**Written problem**
Render the lines below as a Markdown table with the columns "Row" and "Line", numbering each line and skipping blank ones. Leave the pictures out of your answer.

**Listed records**
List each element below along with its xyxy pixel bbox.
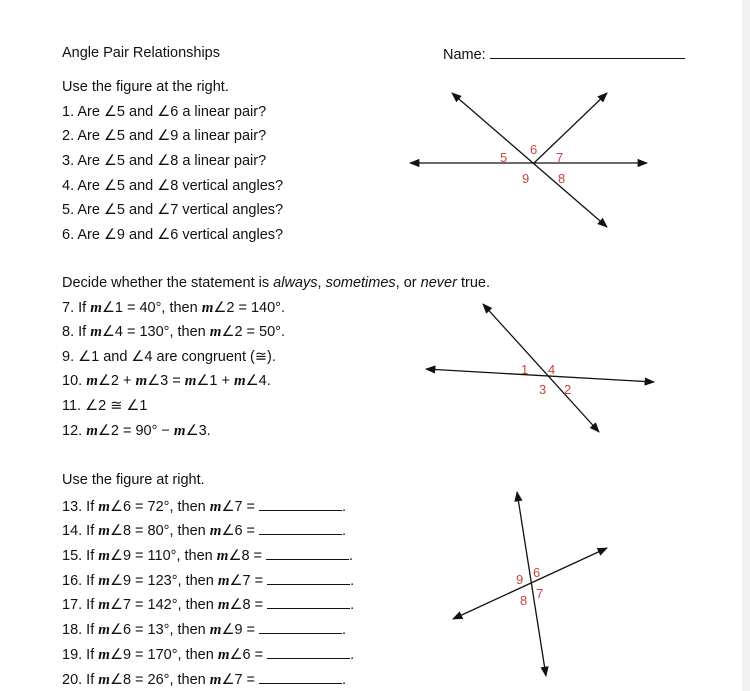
line-horizontal — [426, 369, 654, 382]
angle-label: 4 — [548, 362, 556, 377]
angle-label: 9 — [516, 572, 524, 587]
never-word: never — [420, 275, 457, 291]
question-3: 3. Are ∠5 and ∠8 a linear pair? — [62, 153, 267, 169]
intro-end: true. — [456, 275, 490, 291]
figure-2 — [426, 304, 654, 432]
question-11: 11. ∠2 ≅ ∠1 — [62, 398, 148, 414]
page-title: Angle Pair Relationships — [62, 45, 220, 61]
period: . — [350, 597, 355, 613]
angle-label: 7 — [556, 150, 564, 165]
question-text: 15. If m∠9 = 110°, then m∠8 = — [62, 548, 262, 564]
question-text: 20. If m∠8 = 26°, then m∠7 = — [62, 672, 256, 688]
period: . — [342, 622, 347, 638]
angle-label: 9 — [522, 171, 530, 186]
period: . — [342, 672, 347, 688]
figure-1 — [410, 93, 647, 227]
angle-label: 6 — [530, 142, 538, 157]
intro-text: Decide whether the statement is — [62, 275, 274, 291]
section3-intro: Use the figure at right. — [62, 472, 205, 488]
line-diagonal — [452, 93, 607, 227]
angle-label: 8 — [520, 593, 528, 608]
line-diagonal — [483, 304, 599, 432]
period: . — [342, 499, 347, 515]
question-10: 10. m∠2 + m∠3 = m∠1 + m∠4. — [62, 373, 271, 389]
question-1: 1. Are ∠5 and ∠6 a linear pair? — [62, 104, 267, 120]
question-7: 7. If m∠1 = 40°, then m∠2 = 140°. — [62, 300, 285, 316]
intro-comma: , — [317, 275, 326, 291]
section1-intro: Use the figure at the right. — [62, 79, 229, 95]
angle-label: 7 — [536, 586, 544, 601]
line-diagonal — [453, 548, 607, 619]
always-word: always — [273, 275, 318, 291]
period: . — [350, 573, 355, 589]
page-edge — [742, 0, 750, 691]
angle-label: 1 — [521, 362, 529, 377]
question-8: 8. If m∠4 = 130°, then m∠2 = 50°. — [62, 324, 285, 340]
question-9: 9. ∠1 and ∠4 are congruent (≅). — [62, 349, 276, 365]
angle-label: 8 — [558, 171, 566, 186]
angle-label: 5 — [500, 150, 508, 165]
period: . — [349, 548, 354, 564]
question-text: 17. If m∠7 = 142°, then m∠8 = — [62, 597, 264, 613]
question-5: 5. Are ∠5 and ∠7 vertical angles? — [62, 202, 284, 218]
question-2: 2. Are ∠5 and ∠9 a linear pair? — [62, 128, 267, 144]
question-text: 14. If m∠8 = 80°, then m∠6 = — [62, 523, 256, 539]
question-12: 12. m∠2 = 90° − m∠3. — [62, 423, 211, 439]
question-4: 4. Are ∠5 and ∠8 vertical angles? — [62, 178, 284, 194]
figure-3 — [453, 492, 607, 676]
angle-label: 6 — [533, 565, 541, 580]
question-text: 19. If m∠9 = 170°, then m∠6 = — [62, 647, 264, 663]
angle-label: 3 — [539, 382, 547, 397]
name-label-text: Name: — [443, 47, 486, 63]
ray — [534, 93, 607, 163]
sometimes-word: sometimes — [325, 275, 396, 291]
period: . — [342, 523, 347, 539]
angle-label: 2 — [564, 382, 572, 397]
question-text: 13. If m∠6 = 72°, then m∠7 = — [62, 499, 256, 515]
question-text: 16. If m∠9 = 123°, then m∠7 = — [62, 573, 264, 589]
question-text: 18. If m∠6 = 13°, then m∠9 = — [62, 622, 256, 638]
intro-or: , or — [395, 275, 421, 291]
period: . — [350, 647, 355, 663]
question-6: 6. Are ∠9 and ∠6 vertical angles? — [62, 227, 284, 243]
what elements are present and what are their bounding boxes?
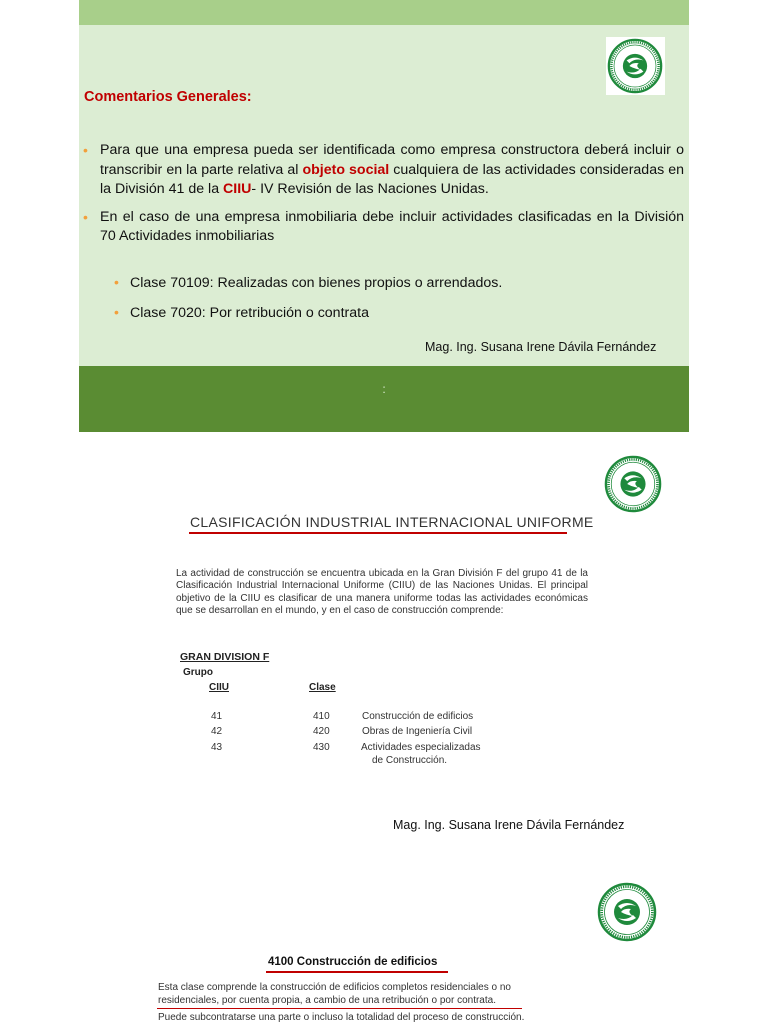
grupo-label: Grupo	[183, 667, 213, 678]
author-name: Mag. Ing. Susana Irene Dávila Fernández	[425, 340, 657, 354]
ciiu-cell: 41	[211, 711, 223, 722]
author-name: Mag. Ing. Susana Irene Dávila Fernández	[393, 818, 625, 832]
clase-cell: 430	[313, 742, 330, 753]
highlight-objeto-social: objeto social	[302, 161, 390, 178]
body-line: Esta clase comprende la construcción de edificios completos residenciales o no	[158, 982, 511, 993]
bullet-text: Para que una empresa pueda ser identificada como empresa constructora deberá incluir o transcribir en la parte relativa al objeto social cualquiera de las actividades consideradas en la División 41 de la CIIU- IV Revisión de las Naciones Unidas.	[100, 142, 684, 197]
highlight-ciiu: CIIU	[223, 181, 252, 197]
ciiu-cell: 42	[211, 726, 223, 737]
bullet-icon: •	[114, 274, 119, 290]
description-cell: Construcción de edificios	[362, 711, 474, 722]
bullet-icon: •	[83, 208, 88, 225]
footer-mark: :	[382, 382, 386, 396]
bottom-bar	[79, 366, 689, 432]
description-cell: Obras de Ingeniería Civil	[362, 726, 473, 737]
logo-frame	[606, 37, 665, 95]
seal-logo-icon	[604, 455, 662, 513]
body-line: Puede subcontratarse una parte o incluso la totalidad del proceso de construcción.	[158, 1012, 525, 1023]
bullet-icon: •	[114, 303, 119, 320]
title-underline	[266, 971, 448, 973]
clase-cell: 420	[313, 726, 330, 737]
gran-division-label: GRAN DIVISION F	[180, 651, 270, 663]
description-cell: Actividades especializadas	[361, 742, 481, 753]
body-line: residenciales, por cuenta propia, a cambio de una retribución o por contrata.	[158, 995, 496, 1006]
ciiu-cell: 43	[211, 742, 223, 753]
clase-cell: 410	[313, 711, 330, 722]
sub-bullet-text: Clase 70109: Realizadas con bienes propios o arrendados.	[130, 275, 503, 291]
description-cell-continued: de Construcción.	[372, 755, 448, 766]
slide-title: 4100 Construcción de edificios	[268, 956, 438, 968]
bullet-icon: •	[83, 142, 88, 158]
sub-bullet-text: Clase 7020: Por retribución o contrata	[130, 304, 369, 321]
seal-logo-icon	[597, 882, 657, 942]
section-heading: Comentarios Generales:	[84, 89, 252, 105]
bullet-text: En el caso de una empresa inmobiliaria debe incluir actividades clasificadas en la División 70 Actividades inmobiliarias	[100, 208, 684, 244]
slide-1	[79, 0, 689, 432]
list-item	[114, 303, 670, 324]
title-underline	[189, 532, 567, 534]
seal-logo-icon	[607, 38, 663, 94]
list-item	[83, 208, 684, 247]
intro-paragraph: La actividad de construcción se encuentra ubicada en la Gran División F del grupo 41 de la Clasificación Industrial Internacional Uniforme (CIIU) de las Naciones Unidas. El principal objetivo de la CIIU es clasificar de una manera uniforme todas las actividades económicas que se desarrollan en el mundo, y en el caso de construcción comprende:	[176, 568, 588, 616]
slide-title: CLASIFICACIÓN INDUSTRIAL INTERNACIONAL UNIFORME	[190, 514, 594, 530]
list-item	[114, 274, 670, 294]
top-bar	[79, 0, 689, 25]
column-header-clase: Clase	[309, 682, 336, 693]
bullet-list	[83, 141, 684, 247]
line-underline	[157, 1008, 522, 1009]
list-item	[83, 141, 684, 200]
column-header-ciiu: CIIU	[209, 682, 229, 693]
sub-bullet-list	[114, 274, 670, 323]
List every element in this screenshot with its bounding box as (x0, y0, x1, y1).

**Solution to the problem**
| Row | Line |
|---|---|
| 1 | List each element below along with its xyxy pixel bbox. |
| 2 | line-horizontal — [426, 369, 654, 382] |
| 3 | angle-label: 4 — [548, 362, 556, 377] |
| 4 | angle-label: 9 — [516, 572, 524, 587] |
| 5 | never-word: never — [420, 275, 457, 291] |
| 6 | question-3: 3. Are ∠5 and ∠8 a linear pair? — [62, 153, 267, 169] |
| 7 | intro-end: true. — [456, 275, 490, 291] |
| 8 | figure-2 — [426, 304, 654, 432] |
| 9 | question-11: 11. ∠2 ≅ ∠1 — [62, 398, 148, 414] |
| 10 | page-title: Angle Pair Relationships — [62, 45, 220, 61] |
| 11 | period: . — [350, 597, 355, 613] |
| 12 | angle-label: 7 — [556, 150, 564, 165] |
| 13 | question-text: 15. If m∠9 = 110°, then m∠8 = — [62, 548, 262, 564] |
| 14 | question-text: 20. If m∠8 = 26°, then m∠7 = — [62, 672, 256, 688] |
| 15 | period: . — [342, 622, 347, 638] |
| 16 | angle-label: 9 — [522, 171, 530, 186] |
| 17 | period: . — [342, 672, 347, 688] |
| 18 | figure-1 — [410, 93, 647, 227] |
| 19 | angle-label: 6 — [530, 142, 538, 157] |
| 20 | intro-text: Decide whether the statement is — [62, 275, 274, 291] |
| 21 | section3-intro: Use the figure at right. — [62, 472, 205, 488] |
| 22 | line-diagonal — [452, 93, 607, 227] |
| 23 | angle-label: 8 — [520, 593, 528, 608] |
| 24 | line-diagonal — [483, 304, 599, 432] |
| 25 | period: . — [342, 499, 347, 515] |
| 26 | question-10: 10. m∠2 + m∠3 = m∠1 + m∠4. — [62, 373, 271, 389] |
| 27 | question-1: 1. Are ∠5 and ∠6 a linear pair? — [62, 104, 267, 120] |
| 28 | question-7: 7. If m∠1 = 40°, then m∠2 = 140°. — [62, 300, 285, 316] |
| 29 | intro-comma: , — [317, 275, 326, 291] |
| 30 | section1-intro: Use the figure at the right. — [62, 79, 229, 95] |
| 31 | angle-label: 7 — [536, 586, 544, 601] |
| 32 | line-diagonal — [453, 548, 607, 619] |
| 33 | always-word: always — [273, 275, 318, 291] |
| 34 | period: . — [350, 573, 355, 589] |
| 35 | page-edge — [742, 0, 750, 691] |
| 36 | angle-label: 1 — [521, 362, 529, 377] |
| 37 | question-8: 8. If m∠4 = 130°, then m∠2 = 50°. — [62, 324, 285, 340] |
| 38 | question-9: 9. ∠1 and ∠4 are congruent (≅). — [62, 349, 276, 365] |
| 39 | angle-label: 8 — [558, 171, 566, 186] |
| 40 | angle-label: 5 — [500, 150, 508, 165] |
| 41 | period: . — [349, 548, 354, 564] |
| 42 | question-text: 17. If m∠7 = 142°, then m∠8 = — [62, 597, 264, 613] |
| 43 | question-5: 5. Are ∠5 and ∠7 vertical angles? — [62, 202, 284, 218] |
| 44 | question-2: 2. Are ∠5 and ∠9 a linear pair? — [62, 128, 267, 144] |
| 45 | question-text: 14. If m∠8 = 80°, then m∠6 = — [62, 523, 256, 539] |
| 46 | question-12: 12. m∠2 = 90° − m∠3. — [62, 423, 211, 439] |
| 47 | question-4: 4. Are ∠5 and ∠8 vertical angles? — [62, 178, 284, 194] |
| 48 | figure-3 — [453, 492, 607, 676] |
| 49 | angle-label: 6 — [533, 565, 541, 580] |
| 50 | question-text: 19. If m∠9 = 170°, then m∠6 = — [62, 647, 264, 663] |
| 51 | angle-label: 3 — [539, 382, 547, 397] |
| 52 | name-label-text: Name: — [443, 47, 486, 63] |
| 53 | ray — [534, 93, 607, 163] |
| 54 | sometimes-word: sometimes — [325, 275, 396, 291] |
| 55 | period: . — [342, 523, 347, 539] |
| 56 | angle-label: 2 — [564, 382, 572, 397] |
| 57 | question-text: 13. If m∠6 = 72°, then m∠7 = — [62, 499, 256, 515] |
| 58 | question-text: 16. If m∠9 = 123°, then m∠7 = — [62, 573, 264, 589] |
| 59 | question-text: 18. If m∠6 = 13°, then m∠9 = — [62, 622, 256, 638] |
| 60 | intro-or: , or — [395, 275, 421, 291] |
| 61 | period: . — [350, 647, 355, 663] |
| 62 | question-6: 6. Are ∠9 and ∠6 vertical angles? — [62, 227, 284, 243] |
| 63 | what elements are present and what are their bounding boxes? |
| 64 | grupo-label: Grupo	[183, 667, 213, 678] |
| 65 | author-name: Mag. Ing. Susana Irene Dávila Fernández	[425, 340, 657, 354] |
| 66 | ciiu-cell: 41	[211, 711, 223, 722] |
| 67 | author-name: Mag. Ing. Susana Irene Dávila Fernández	[393, 818, 625, 832] |
| 68 | clase-cell: 430	[313, 742, 330, 753] |
| 69 | highlight-objeto-social: objeto social	[302, 161, 390, 178] |
| 70 | body-line: Esta clase comprende la construcción de edificios completos residenciales o no	[158, 982, 511, 993] |
| 71 | bullet-text: Para que una empresa pueda ser identificada como empresa constructora deberá incluir o transcribir en la parte relativa al objeto social cualquiera de las actividades consideradas en la División 41 de la CIIU- IV Revisión de las Naciones Unidas.	[100, 142, 684, 197] |
| 72 | highlight-ciiu: CIIU	[223, 181, 252, 197] |
| 73 | ciiu-cell: 42	[211, 726, 223, 737] |
| 74 | bullet-icon: •	[114, 274, 119, 290] |
| 75 | description-cell: Construcción de edificios	[362, 711, 474, 722] |
| 76 | bullet-icon: •	[83, 208, 88, 225] |
| 77 | footer-mark: :	[382, 382, 386, 396] |
| 78 | bottom-bar	[79, 366, 689, 432] |
| 79 | description-cell: Obras de Ingeniería Civil	[362, 726, 473, 737] |
| 80 | logo-frame	[606, 37, 665, 95] |
| 81 | seal-logo-icon	[604, 455, 662, 513] |
| 82 | body-line: Puede subcontratarse una parte o incluso la totalidad del proceso de construcción.	[158, 1012, 525, 1023] |
| 83 | bullet-icon: •	[114, 303, 119, 320] |
| 84 | title-underline	[266, 971, 448, 973] |
| 85 | clase-cell: 420	[313, 726, 330, 737] |
| 86 | gran-division-label: GRAN DIVISION F	[180, 651, 270, 663] |
| 87 | description-cell: Actividades especializadas	[361, 742, 481, 753] |
| 88 | body-line: residenciales, por cuenta propia, a cambio de una retribución o por contrata.	[158, 995, 496, 1006] |
| 89 | ciiu-cell: 43	[211, 742, 223, 753] |
| 90 | clase-cell: 410	[313, 711, 330, 722] |
| 91 | sub-bullet-text: Clase 70109: Realizadas con bienes propios o arrendados.	[130, 275, 503, 291] |
| 92 | description-cell-continued: de Construcción.	[372, 755, 448, 766] |
| 93 | slide-title: 4100 Construcción de edificios	[268, 956, 438, 968] |
| 94 | bullet-icon: •	[83, 142, 88, 158] |
| 95 | sub-bullet-text: Clase 7020: Por retribución o contrata	[130, 304, 369, 321] |
| 96 | seal-logo-icon	[597, 882, 657, 942] |
| 97 | section-heading: Comentarios Generales:	[84, 89, 252, 105] |
| 98 | bullet-text: En el caso de una empresa inmobiliaria debe incluir actividades clasificadas en la División 70 Actividades inmobiliarias	[100, 208, 684, 244] |
| 99 | slide-1	[79, 0, 689, 432] |
| 100 | list-item	[114, 303, 670, 324] |
| 101 | title-underline	[189, 532, 567, 534] |
| 102 | seal-logo-icon	[607, 38, 663, 94] |
| 103 | list-item	[83, 208, 684, 247] |
| 104 | intro-paragraph: La actividad de construcción se encuentra ubicada en la Gran División F del grupo 41 de la Clasificación Industrial Internacional Uniforme (CIIU) de las Naciones Unidas. El principal objetivo de la CIIU es clasificar de una manera uniforme todas las actividades económicas que se desarrollan en el mundo, y en el caso de construcción comprende:	[176, 568, 588, 616] |
| 105 | slide-title: CLASIFICACIÓN INDUSTRIAL INTERNACIONAL UNIFORME	[190, 514, 594, 530] |
| 106 | list-item	[114, 274, 670, 294] |
| 107 | top-bar	[79, 0, 689, 25] |
| 108 | column-header-clase: Clase	[309, 682, 336, 693] |
| 109 | bullet-list	[83, 141, 684, 247] |
| 110 | line-underline	[157, 1008, 522, 1009] |
| 111 | list-item	[83, 141, 684, 200] |
| 112 | column-header-ciiu: CIIU	[209, 682, 229, 693] |
| 113 | sub-bullet-list	[114, 274, 670, 323] |
| 114 | List every element in this screenshot with its bounding box as (x0, y0, x1, y1). |